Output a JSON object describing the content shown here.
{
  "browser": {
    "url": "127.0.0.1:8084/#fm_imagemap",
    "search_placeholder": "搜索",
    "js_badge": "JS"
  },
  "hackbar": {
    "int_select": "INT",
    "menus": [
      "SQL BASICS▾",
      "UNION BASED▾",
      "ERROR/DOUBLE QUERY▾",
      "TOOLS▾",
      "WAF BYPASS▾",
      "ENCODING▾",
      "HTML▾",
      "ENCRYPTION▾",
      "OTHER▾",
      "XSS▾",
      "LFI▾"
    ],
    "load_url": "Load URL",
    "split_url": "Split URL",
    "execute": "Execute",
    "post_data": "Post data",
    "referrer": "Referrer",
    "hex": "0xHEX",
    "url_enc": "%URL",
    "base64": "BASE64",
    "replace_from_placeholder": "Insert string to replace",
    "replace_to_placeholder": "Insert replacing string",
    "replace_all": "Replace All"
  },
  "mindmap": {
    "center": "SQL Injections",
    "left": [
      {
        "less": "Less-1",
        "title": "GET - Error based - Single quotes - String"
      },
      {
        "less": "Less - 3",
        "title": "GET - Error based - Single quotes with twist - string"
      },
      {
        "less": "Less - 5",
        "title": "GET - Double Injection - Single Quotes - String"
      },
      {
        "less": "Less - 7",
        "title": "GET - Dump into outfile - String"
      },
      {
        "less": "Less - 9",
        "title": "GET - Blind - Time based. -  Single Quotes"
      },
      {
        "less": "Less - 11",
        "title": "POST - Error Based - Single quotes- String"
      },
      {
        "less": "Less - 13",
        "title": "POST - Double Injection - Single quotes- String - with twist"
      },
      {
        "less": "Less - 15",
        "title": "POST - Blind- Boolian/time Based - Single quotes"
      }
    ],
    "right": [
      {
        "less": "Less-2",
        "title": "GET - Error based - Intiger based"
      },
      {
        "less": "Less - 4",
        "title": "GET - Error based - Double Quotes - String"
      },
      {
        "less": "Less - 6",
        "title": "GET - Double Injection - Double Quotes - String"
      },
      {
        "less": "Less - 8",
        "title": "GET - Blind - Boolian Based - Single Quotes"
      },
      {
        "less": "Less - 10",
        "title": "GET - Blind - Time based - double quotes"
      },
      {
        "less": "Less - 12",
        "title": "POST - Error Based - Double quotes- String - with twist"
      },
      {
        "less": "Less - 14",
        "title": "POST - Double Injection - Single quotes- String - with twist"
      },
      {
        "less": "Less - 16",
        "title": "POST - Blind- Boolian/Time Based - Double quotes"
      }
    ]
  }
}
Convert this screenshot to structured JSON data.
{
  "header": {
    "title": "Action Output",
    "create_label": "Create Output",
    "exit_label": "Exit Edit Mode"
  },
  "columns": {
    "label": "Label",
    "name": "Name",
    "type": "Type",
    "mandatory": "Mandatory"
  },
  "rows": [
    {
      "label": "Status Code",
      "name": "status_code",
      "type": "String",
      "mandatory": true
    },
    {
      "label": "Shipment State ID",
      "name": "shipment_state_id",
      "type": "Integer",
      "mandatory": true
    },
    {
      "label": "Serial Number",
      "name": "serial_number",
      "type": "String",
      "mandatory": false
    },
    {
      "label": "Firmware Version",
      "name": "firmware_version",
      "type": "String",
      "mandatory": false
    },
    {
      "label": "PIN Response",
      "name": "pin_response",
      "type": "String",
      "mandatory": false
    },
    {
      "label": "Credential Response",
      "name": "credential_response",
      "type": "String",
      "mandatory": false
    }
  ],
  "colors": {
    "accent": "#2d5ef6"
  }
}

☆ ☆ ☆

What to produce. Repeat the records above in full, character for character.

Solution for this task.
Output a JSON object describing the content shown here.
{
  "browser": {
    "url": "127.0.0.1:8084/#fm_imagemap",
    "search_placeholder": "搜索",
    "js_badge": "JS"
  },
  "hackbar": {
    "int_select": "INT",
    "menus": [
      "SQL BASICS▾",
      "UNION BASED▾",
      "ERROR/DOUBLE QUERY▾",
      "TOOLS▾",
      "WAF BYPASS▾",
      "ENCODING▾",
      "HTML▾",
      "ENCRYPTION▾",
      "OTHER▾",
      "XSS▾",
      "LFI▾"
    ],
    "load_url": "Load URL",
    "split_url": "Split URL",
    "execute": "Execute",
    "post_data": "Post data",
    "referrer": "Referrer",
    "hex": "0xHEX",
    "url_enc": "%URL",
    "base64": "BASE64",
    "replace_from_placeholder": "Insert string to replace",
    "replace_to_placeholder": "Insert replacing string",
    "replace_all": "Replace All"
  },
  "mindmap": {
    "center": "SQL Injections",
    "left": [
      {
        "less": "Less-1",
        "title": "GET - Error based - Single quotes - String"
      },
      {
        "less": "Less - 3",
        "title": "GET - Error based - Single quotes with twist - string"
      },
      {
        "less": "Less - 5",
        "title": "GET - Double Injection - Single Quotes - String"
      },
      {
        "less": "Less - 7",
        "title": "GET - Dump into outfile - String"
      },
      {
        "less": "Less - 9",
        "title": "GET - Blind - Time based. -  Single Quotes"
      },
      {
        "less": "Less - 11",
        "title": "POST - Error Based - Single quotes- String"
      },
      {
        "less": "Less - 13",
        "title": "POST - Double Injection - Single quotes- String - with twist"
      },
      {
        "less": "Less - 15",
        "title": "POST - Blind- Boolian/time Based - Single quotes"
      }
    ],
    "right": [
      {
        "less": "Less-2",
        "title": "GET - Error based - Intiger based"
      },
      {
        "less": "Less - 4",
        "title": "GET - Error based - Double Quotes - String"
      },
      {
        "less": "Less - 6",
        "title": "GET - Double Injection - Double Quotes - String"
      },
      {
        "less": "Less - 8",
        "title": "GET - Blind - Boolian Based - Single Quotes"
      },
      {
        "less": "Less - 10",
        "title": "GET - Blind - Time based - double quotes"
      },
      {
        "less": "Less - 12",
        "title": "POST - Error Based - Double quotes- String - with twist"
      },
      {
        "less": "Less - 14",
        "title": "POST - Double Injection - Single quotes- String - with twist"
      },
      {
        "less": "Less - 16",
        "title": "POST - Blind- Boolian/Time Based - Double quotes"
      }
    ]
  }
}
Convert this screenshot to structured JSON data.
{
  "header": {
    "title": "Action Output",
    "create_label": "Create Output",
    "exit_label": "Exit Edit Mode"
  },
  "columns": {
    "label": "Label",
    "name": "Name",
    "type": "Type",
    "mandatory": "Mandatory"
  },
  "rows": [
    {
      "label": "Status Code",
      "name": "status_code",
      "type": "String",
      "mandatory": true
    },
    {
      "label": "Shipment State ID",
      "name": "shipment_state_id",
      "type": "Integer",
      "mandatory": true
    },
    {
      "label": "Serial Number",
      "name": "serial_number",
      "type": "String",
      "mandatory": false
    },
    {
      "label": "Firmware Version",
      "name": "firmware_version",
      "type": "String",
      "mandatory": false
    },
    {
      "label": "PIN Response",
      "name": "pin_response",
      "type": "String",
      "mandatory": false
    },
    {
      "label": "Credential Response",
      "name": "credential_response",
      "type": "String",
      "mandatory": false
    }
  ],
  "colors": {
    "accent": "#2d5ef6"
  }
}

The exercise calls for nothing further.